Written request: Copy out the stretch of rows from the very first one through the line that contains "empty-cell [89,165,124,186]", both ends included, reproducing each line unchanged.
* begin Given records *
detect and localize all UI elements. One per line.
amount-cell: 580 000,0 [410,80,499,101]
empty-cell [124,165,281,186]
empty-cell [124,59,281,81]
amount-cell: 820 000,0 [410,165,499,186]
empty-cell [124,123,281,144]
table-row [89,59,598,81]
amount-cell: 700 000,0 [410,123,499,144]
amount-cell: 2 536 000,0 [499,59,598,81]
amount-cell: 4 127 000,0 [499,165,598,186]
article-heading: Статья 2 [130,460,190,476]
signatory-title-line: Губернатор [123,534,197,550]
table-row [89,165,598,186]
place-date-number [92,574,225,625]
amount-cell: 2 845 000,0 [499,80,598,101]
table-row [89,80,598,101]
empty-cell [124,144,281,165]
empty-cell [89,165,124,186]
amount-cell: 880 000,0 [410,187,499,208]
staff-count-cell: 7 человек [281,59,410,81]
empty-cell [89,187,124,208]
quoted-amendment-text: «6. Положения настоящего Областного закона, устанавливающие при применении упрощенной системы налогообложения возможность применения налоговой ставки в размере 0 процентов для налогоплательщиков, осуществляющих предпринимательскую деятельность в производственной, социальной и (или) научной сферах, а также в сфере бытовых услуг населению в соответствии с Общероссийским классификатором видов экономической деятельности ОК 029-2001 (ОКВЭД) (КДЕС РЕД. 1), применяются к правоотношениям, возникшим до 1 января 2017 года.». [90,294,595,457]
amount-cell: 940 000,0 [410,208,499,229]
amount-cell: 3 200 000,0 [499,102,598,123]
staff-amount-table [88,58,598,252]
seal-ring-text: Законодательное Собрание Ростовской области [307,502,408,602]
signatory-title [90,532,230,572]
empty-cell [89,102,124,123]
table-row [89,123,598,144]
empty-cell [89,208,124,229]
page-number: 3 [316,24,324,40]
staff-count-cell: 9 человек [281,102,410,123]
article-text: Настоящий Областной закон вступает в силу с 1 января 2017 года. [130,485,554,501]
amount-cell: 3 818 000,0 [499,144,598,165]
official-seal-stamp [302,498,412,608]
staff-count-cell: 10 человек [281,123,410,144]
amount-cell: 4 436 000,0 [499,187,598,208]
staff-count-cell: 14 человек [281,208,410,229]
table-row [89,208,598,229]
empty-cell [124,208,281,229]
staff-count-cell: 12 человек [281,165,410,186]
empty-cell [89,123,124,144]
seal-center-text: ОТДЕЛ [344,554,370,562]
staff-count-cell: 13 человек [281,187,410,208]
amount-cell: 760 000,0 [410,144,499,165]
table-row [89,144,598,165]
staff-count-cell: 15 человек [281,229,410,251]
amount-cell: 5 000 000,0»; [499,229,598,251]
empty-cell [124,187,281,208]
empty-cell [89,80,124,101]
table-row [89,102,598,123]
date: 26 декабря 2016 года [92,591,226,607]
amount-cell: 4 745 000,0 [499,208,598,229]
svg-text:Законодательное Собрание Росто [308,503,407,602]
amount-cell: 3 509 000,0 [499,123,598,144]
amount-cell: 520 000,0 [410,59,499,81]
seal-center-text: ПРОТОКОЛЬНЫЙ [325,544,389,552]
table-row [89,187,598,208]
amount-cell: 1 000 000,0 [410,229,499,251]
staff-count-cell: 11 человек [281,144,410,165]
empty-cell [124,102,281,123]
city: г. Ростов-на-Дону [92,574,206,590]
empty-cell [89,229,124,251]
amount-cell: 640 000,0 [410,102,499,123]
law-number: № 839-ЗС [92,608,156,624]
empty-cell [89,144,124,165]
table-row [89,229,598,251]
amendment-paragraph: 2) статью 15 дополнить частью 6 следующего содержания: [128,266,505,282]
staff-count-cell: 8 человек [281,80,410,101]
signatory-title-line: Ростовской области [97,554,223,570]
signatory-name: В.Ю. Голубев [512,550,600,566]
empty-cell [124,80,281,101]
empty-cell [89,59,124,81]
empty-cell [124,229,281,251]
* end Given records *
Solution:
detect and localize all UI elements. One per line.
amount-cell: 580 000,0 [410,80,499,101]
empty-cell [124,165,281,186]
empty-cell [124,59,281,81]
amount-cell: 820 000,0 [410,165,499,186]
empty-cell [124,123,281,144]
table-row [89,59,598,81]
amount-cell: 700 000,0 [410,123,499,144]
amount-cell: 2 536 000,0 [499,59,598,81]
amount-cell: 4 127 000,0 [499,165,598,186]
article-heading: Статья 2 [130,460,190,476]
signatory-title-line: Губернатор [123,534,197,550]
table-row [89,165,598,186]
place-date-number [92,574,225,625]
amount-cell: 2 845 000,0 [499,80,598,101]
table-row [89,80,598,101]
empty-cell [124,144,281,165]
empty-cell [89,165,124,186]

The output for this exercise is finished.